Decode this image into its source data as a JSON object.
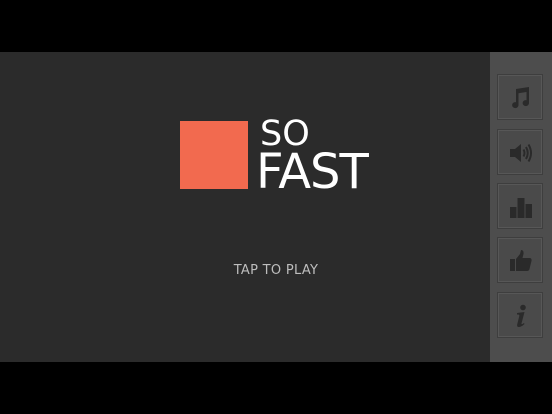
{
  "logo": {
    "line1": "SO",
    "line2": "FAST",
    "square_color": "#f26a4f"
  },
  "prompt": {
    "tap_label": "TAP TO PLAY"
  },
  "side_menu": {
    "buttons": [
      {
        "icon": "music-note-icon"
      },
      {
        "icon": "speaker-icon"
      },
      {
        "icon": "leaderboard-icon"
      },
      {
        "icon": "thumbs-up-icon"
      },
      {
        "icon": "info-icon"
      }
    ]
  },
  "colors": {
    "background": "#2b2b2b",
    "panel": "#4d4d4d",
    "icon": "#2a2a2a",
    "letterbox": "#000000"
  }
}
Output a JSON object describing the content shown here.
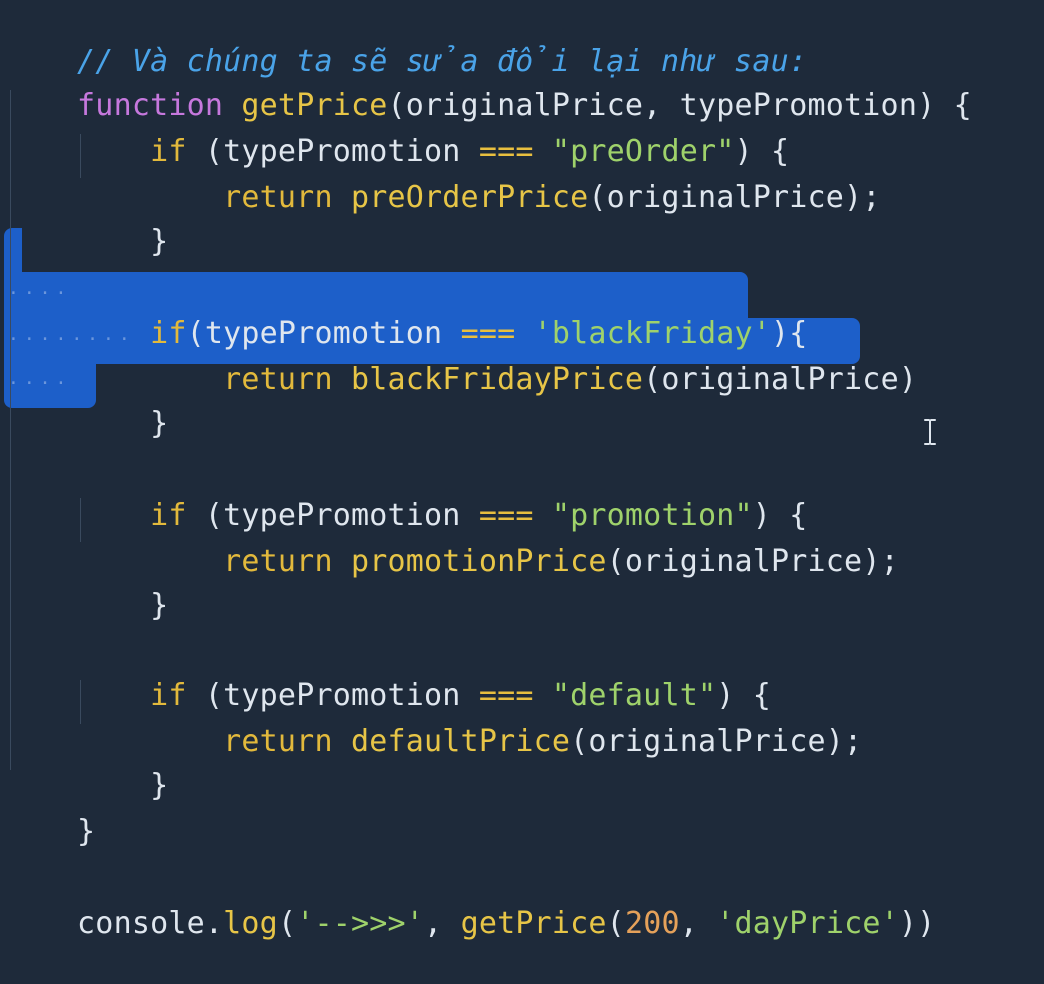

■ **WORK INSTRUCTIONS**:
Print all entries exactly. The images do not belong in the copy.

■ **OUTPUT OF THE EXERCISE**:
Decode this image into its source data as a JSON object.
{
  "logo": {
    "line1": "SO",
    "line2": "FAST",
    "square_color": "#f26a4f"
  },
  "prompt": {
    "tap_label": "TAP TO PLAY"
  },
  "side_menu": {
    "buttons": [
      {
        "icon": "music-note-icon"
      },
      {
        "icon": "speaker-icon"
      },
      {
        "icon": "leaderboard-icon"
      },
      {
        "icon": "thumbs-up-icon"
      },
      {
        "icon": "info-icon"
      }
    ]
  },
  "colors": {
    "background": "#2b2b2b",
    "panel": "#4d4d4d",
    "icon": "#2a2a2a",
    "letterbox": "#000000"
  }
}
Output a JSON object describing the content shown here.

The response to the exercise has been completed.